→ Short task
Give every entry again, word for word.

A block of data
----------

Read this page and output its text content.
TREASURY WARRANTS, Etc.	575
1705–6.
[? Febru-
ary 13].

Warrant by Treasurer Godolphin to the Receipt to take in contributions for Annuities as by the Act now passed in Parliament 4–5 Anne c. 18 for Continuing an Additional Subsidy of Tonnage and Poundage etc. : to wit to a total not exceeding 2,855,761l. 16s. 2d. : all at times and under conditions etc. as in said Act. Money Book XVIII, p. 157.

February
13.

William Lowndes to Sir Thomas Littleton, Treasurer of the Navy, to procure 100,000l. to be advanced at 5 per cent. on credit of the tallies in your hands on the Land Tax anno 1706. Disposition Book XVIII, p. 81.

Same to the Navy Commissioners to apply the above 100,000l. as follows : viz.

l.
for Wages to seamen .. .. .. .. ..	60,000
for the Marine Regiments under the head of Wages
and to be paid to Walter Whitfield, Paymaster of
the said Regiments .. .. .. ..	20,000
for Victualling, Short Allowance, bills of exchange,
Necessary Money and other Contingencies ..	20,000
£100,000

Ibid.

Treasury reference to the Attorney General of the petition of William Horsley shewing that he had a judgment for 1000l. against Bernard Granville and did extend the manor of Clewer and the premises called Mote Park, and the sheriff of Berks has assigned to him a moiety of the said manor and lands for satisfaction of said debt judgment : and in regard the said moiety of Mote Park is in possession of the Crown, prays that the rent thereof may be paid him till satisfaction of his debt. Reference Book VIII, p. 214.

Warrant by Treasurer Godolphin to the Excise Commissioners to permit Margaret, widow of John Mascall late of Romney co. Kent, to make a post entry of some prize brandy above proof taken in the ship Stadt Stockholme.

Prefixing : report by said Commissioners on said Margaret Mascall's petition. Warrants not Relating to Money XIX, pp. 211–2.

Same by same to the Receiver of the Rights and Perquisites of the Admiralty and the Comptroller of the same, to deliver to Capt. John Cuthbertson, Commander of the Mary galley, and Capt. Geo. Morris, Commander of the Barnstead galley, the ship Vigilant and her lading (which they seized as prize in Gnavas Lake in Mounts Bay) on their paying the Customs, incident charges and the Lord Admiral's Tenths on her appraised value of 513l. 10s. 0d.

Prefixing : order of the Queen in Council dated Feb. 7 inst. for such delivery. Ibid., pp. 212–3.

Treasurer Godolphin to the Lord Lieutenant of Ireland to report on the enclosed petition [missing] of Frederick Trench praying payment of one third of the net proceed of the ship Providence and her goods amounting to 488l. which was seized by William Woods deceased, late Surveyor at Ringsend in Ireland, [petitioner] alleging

----------

→ Expected output
Read this page and output its text content.
TREASURY WARRANTS, Etc.	575
1705–6.
[? Febru-
ary 13].

Warrant by Treasurer Godolphin to the Receipt to take in contributions for Annuities as by the Act now passed in Parliament 4–5 Anne c. 18 for Continuing an Additional Subsidy of Tonnage and Poundage etc. : to wit to a total not exceeding 2,855,761l. 16s. 2d. : all at times and under conditions etc. as in said Act. Money Book XVIII, p. 157.

February
13.

William Lowndes to Sir Thomas Littleton, Treasurer of the Navy, to procure 100,000l. to be advanced at 5 per cent. on credit of the tallies in your hands on the Land Tax anno 1706. Disposition Book XVIII, p. 81.

Same to the Navy Commissioners to apply the above 100,000l. as follows : viz.

l.
for Wages to seamen .. .. .. .. ..	60,000
for the Marine Regiments under the head of Wages
and to be paid to Walter Whitfield, Paymaster of
the said Regiments .. .. .. ..	20,000
for Victualling, Short Allowance, bills of exchange,
Necessary Money and other Contingencies ..	20,000
£100,000

Ibid.

Treasury reference to the Attorney General of the petition of William Horsley shewing that he had a judgment for 1000l. against Bernard Granville and did extend the manor of Clewer and the premises called Mote Park, and the sheriff of Berks has assigned to him a moiety of the said manor and lands for satisfaction of said debt judgment : and in regard the said moiety of Mote Park is in possession of the Crown, prays that the rent thereof may be paid him till satisfaction of his debt. Reference Book VIII, p. 214.

Warrant by Treasurer Godolphin to the Excise Commissioners to permit Margaret, widow of John Mascall late of Romney co. Kent, to make a post entry of some prize brandy above proof taken in the ship Stadt Stockholme.

Prefixing : report by said Commissioners on said Margaret Mascall's petition. Warrants not Relating to Money XIX, pp. 211–2.

Same by same to the Receiver of the Rights and Perquisites of the Admiralty and the Comptroller of the same, to deliver to Capt. John Cuthbertson, Commander of the Mary galley, and Capt. Geo. Morris, Commander of the Barnstead galley, the ship Vigilant and her lading (which they seized as prize in Gnavas Lake in Mounts Bay) on their paying the Customs, incident charges and the Lord Admiral's Tenths on her appraised value of 513l. 10s. 0d.

Prefixing : order of the Queen in Council dated Feb. 7 inst. for such delivery. Ibid., pp. 212–3.

Treasurer Godolphin to the Lord Lieutenant of Ireland to report on the enclosed petition [missing] of Frederick Trench praying payment of one third of the net proceed of the ship Providence and her goods amounting to 488l. which was seized by William Woods deceased, late Surveyor at Ringsend in Ireland, [petitioner] alleging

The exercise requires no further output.